--- Your instructions ---
Among the entries below, find the lines with "icon" and copy them.

--- Entries ---
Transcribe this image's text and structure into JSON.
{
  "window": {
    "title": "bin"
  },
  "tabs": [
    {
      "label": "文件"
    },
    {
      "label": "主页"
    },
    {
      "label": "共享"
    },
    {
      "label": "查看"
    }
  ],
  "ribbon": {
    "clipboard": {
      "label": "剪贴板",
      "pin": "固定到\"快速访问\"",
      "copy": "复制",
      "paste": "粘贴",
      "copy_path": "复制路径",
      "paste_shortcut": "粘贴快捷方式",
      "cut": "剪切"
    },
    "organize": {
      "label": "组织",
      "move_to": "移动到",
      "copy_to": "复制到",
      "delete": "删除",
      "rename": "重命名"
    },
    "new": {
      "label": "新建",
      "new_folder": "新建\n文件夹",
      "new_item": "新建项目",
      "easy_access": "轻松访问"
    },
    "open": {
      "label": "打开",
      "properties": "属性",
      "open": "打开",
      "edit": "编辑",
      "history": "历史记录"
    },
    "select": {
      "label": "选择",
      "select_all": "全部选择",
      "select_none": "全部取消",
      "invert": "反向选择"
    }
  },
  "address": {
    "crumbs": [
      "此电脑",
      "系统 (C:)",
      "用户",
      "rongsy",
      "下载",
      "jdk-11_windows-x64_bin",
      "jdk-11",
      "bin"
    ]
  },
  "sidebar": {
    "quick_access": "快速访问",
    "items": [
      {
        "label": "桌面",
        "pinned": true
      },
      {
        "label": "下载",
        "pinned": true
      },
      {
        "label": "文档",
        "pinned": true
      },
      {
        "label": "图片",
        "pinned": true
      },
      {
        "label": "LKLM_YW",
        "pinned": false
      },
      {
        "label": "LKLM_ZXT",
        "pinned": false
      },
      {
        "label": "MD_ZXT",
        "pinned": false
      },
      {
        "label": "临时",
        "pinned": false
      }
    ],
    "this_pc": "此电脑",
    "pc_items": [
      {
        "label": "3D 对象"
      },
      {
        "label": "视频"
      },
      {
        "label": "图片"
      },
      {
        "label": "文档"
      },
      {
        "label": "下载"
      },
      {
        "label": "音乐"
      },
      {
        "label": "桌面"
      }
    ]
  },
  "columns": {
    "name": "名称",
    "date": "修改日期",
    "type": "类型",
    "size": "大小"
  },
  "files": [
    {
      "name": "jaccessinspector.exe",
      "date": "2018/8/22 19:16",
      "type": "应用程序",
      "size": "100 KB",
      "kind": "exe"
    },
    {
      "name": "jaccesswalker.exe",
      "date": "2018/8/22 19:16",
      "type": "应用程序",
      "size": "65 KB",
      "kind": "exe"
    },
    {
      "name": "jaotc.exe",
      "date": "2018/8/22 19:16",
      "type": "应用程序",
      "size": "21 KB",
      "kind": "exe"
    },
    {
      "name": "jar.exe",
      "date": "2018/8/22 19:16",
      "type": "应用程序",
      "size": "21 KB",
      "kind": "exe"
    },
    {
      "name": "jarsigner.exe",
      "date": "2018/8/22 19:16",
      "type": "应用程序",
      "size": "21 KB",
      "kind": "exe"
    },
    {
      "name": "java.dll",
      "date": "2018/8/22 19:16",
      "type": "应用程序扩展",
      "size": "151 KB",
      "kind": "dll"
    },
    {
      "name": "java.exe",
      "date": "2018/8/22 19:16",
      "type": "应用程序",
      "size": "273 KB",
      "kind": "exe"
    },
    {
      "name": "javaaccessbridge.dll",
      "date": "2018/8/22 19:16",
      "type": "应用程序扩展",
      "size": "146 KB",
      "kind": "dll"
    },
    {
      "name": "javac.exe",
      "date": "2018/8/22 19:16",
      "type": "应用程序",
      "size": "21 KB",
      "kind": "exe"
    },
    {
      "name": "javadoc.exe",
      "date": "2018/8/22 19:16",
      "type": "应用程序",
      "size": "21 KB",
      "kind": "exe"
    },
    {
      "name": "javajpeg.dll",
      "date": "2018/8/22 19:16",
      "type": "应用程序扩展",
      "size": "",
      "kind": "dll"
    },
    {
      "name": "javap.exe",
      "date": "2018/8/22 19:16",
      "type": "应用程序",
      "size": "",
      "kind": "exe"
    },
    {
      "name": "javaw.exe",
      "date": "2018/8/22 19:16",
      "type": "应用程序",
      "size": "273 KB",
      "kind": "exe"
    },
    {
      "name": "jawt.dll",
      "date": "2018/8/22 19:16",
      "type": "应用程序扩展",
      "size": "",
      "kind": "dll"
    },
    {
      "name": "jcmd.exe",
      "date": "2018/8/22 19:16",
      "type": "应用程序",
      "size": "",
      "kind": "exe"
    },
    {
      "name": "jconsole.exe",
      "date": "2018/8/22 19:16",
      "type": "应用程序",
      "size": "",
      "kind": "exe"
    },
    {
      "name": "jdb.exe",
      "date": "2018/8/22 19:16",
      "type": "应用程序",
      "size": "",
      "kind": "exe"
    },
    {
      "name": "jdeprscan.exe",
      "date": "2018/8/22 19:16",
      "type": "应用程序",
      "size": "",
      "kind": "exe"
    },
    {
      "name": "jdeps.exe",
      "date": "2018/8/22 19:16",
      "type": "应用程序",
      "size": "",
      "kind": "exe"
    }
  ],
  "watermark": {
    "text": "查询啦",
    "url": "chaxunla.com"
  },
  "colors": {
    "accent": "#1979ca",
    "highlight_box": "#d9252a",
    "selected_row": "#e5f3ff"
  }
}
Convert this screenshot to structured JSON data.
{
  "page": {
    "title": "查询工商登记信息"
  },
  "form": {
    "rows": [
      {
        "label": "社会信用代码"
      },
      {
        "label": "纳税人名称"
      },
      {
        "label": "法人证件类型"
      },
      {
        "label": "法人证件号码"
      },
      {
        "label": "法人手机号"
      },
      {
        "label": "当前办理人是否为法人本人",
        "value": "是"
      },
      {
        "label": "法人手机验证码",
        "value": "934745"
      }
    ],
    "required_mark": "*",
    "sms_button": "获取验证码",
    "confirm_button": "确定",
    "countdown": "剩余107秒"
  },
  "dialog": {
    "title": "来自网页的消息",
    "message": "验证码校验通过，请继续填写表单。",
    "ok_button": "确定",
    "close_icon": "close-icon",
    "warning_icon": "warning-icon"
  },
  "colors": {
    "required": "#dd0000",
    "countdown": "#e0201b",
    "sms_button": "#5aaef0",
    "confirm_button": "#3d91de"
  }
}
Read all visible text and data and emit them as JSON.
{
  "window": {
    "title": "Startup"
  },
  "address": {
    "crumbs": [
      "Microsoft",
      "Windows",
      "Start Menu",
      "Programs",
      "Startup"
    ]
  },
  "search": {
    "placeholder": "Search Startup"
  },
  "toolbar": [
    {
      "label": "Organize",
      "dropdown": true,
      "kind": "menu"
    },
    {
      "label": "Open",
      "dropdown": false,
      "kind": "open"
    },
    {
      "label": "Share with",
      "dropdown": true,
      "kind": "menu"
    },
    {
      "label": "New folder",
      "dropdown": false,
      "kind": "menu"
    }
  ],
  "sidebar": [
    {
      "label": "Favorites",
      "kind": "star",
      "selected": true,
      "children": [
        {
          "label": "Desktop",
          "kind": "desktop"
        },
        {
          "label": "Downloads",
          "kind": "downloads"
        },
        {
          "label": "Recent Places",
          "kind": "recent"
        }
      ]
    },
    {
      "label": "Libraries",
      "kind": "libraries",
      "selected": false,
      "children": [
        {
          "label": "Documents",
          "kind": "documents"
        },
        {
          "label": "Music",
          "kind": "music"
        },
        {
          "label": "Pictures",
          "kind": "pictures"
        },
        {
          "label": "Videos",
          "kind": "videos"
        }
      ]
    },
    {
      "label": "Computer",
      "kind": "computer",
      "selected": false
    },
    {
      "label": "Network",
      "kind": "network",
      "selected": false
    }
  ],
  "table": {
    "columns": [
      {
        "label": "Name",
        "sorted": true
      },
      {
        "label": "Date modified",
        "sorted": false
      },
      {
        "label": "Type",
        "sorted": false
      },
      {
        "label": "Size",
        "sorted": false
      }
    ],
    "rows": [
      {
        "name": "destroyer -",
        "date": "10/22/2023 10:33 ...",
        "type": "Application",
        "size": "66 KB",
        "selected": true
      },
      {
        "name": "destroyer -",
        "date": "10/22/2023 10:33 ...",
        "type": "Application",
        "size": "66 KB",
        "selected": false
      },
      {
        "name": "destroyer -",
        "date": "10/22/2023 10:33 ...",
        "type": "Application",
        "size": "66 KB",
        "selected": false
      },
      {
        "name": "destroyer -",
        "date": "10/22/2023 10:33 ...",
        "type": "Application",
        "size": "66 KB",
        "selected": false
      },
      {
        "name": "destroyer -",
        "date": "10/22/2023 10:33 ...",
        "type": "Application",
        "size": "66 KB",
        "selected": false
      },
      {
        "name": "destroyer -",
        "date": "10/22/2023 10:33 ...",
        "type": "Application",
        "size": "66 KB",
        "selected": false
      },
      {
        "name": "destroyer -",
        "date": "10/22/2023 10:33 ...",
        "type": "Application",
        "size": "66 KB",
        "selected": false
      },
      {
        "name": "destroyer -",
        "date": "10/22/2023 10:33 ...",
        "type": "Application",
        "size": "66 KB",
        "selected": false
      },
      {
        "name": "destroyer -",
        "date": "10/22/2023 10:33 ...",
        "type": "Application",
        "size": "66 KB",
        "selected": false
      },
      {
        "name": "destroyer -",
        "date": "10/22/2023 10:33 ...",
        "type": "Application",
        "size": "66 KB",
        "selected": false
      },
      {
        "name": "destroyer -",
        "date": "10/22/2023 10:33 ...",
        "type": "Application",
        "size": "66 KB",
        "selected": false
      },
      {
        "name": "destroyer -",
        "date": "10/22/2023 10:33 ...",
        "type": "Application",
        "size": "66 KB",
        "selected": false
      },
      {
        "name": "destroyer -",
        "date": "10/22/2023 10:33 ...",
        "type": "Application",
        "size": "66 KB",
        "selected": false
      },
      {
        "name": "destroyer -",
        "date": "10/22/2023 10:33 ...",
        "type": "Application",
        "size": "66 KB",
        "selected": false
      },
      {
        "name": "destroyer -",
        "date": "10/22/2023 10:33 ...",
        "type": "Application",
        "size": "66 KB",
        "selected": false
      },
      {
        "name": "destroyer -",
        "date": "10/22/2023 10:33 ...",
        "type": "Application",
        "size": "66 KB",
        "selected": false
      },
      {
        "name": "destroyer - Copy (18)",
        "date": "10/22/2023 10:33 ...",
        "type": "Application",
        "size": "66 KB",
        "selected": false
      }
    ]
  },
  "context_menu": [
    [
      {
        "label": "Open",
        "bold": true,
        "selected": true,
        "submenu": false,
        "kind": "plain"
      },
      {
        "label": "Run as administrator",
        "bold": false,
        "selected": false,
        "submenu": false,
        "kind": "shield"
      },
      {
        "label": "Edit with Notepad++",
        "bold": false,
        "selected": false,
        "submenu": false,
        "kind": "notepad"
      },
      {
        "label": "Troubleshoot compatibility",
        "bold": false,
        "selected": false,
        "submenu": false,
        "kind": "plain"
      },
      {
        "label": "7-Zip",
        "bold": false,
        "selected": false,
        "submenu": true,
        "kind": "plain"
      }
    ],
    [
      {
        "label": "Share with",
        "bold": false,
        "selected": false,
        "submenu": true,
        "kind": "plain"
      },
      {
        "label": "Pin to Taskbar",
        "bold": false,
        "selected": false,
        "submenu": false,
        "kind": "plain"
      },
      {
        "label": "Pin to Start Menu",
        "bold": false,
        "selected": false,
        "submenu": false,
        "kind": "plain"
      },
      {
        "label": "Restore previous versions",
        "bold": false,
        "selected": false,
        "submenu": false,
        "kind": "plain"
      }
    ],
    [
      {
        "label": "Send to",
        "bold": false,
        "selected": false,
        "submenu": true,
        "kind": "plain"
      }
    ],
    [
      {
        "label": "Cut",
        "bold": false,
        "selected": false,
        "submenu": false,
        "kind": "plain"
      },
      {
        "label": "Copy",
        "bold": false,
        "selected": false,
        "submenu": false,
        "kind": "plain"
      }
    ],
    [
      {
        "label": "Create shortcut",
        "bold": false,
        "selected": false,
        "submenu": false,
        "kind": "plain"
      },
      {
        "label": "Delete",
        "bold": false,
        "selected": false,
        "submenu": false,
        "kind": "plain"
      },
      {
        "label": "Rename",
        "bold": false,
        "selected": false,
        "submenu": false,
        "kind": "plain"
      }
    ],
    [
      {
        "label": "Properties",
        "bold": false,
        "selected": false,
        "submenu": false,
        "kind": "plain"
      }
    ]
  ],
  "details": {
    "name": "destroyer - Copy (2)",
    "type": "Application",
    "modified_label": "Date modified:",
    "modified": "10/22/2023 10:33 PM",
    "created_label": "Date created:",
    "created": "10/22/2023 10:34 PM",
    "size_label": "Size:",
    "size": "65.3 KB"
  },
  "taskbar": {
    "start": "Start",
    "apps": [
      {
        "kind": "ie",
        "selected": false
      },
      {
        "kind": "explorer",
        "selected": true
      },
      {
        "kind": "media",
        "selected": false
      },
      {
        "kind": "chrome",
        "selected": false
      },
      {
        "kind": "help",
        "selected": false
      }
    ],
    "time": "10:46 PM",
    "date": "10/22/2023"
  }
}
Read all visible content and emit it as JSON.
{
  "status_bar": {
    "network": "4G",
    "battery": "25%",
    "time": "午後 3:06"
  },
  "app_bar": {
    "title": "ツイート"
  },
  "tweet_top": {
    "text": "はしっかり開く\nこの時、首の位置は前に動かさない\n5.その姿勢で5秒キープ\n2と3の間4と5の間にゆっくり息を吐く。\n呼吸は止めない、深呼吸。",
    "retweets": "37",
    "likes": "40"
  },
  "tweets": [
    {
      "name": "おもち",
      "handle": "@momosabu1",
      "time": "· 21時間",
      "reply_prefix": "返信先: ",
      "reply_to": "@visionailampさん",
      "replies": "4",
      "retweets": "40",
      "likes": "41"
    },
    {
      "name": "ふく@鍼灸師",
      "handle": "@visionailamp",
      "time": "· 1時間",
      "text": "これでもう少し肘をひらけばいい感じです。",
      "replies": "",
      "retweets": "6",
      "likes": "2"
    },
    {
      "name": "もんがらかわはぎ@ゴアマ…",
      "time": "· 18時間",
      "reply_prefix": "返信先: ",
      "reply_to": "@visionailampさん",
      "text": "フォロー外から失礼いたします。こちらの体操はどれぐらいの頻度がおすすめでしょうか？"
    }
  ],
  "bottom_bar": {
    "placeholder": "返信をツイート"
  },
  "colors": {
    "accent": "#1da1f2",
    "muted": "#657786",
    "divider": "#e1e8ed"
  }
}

--- Expected answer ---
    "close_icon": "close-icon",
    "warning_icon": "warning-icon"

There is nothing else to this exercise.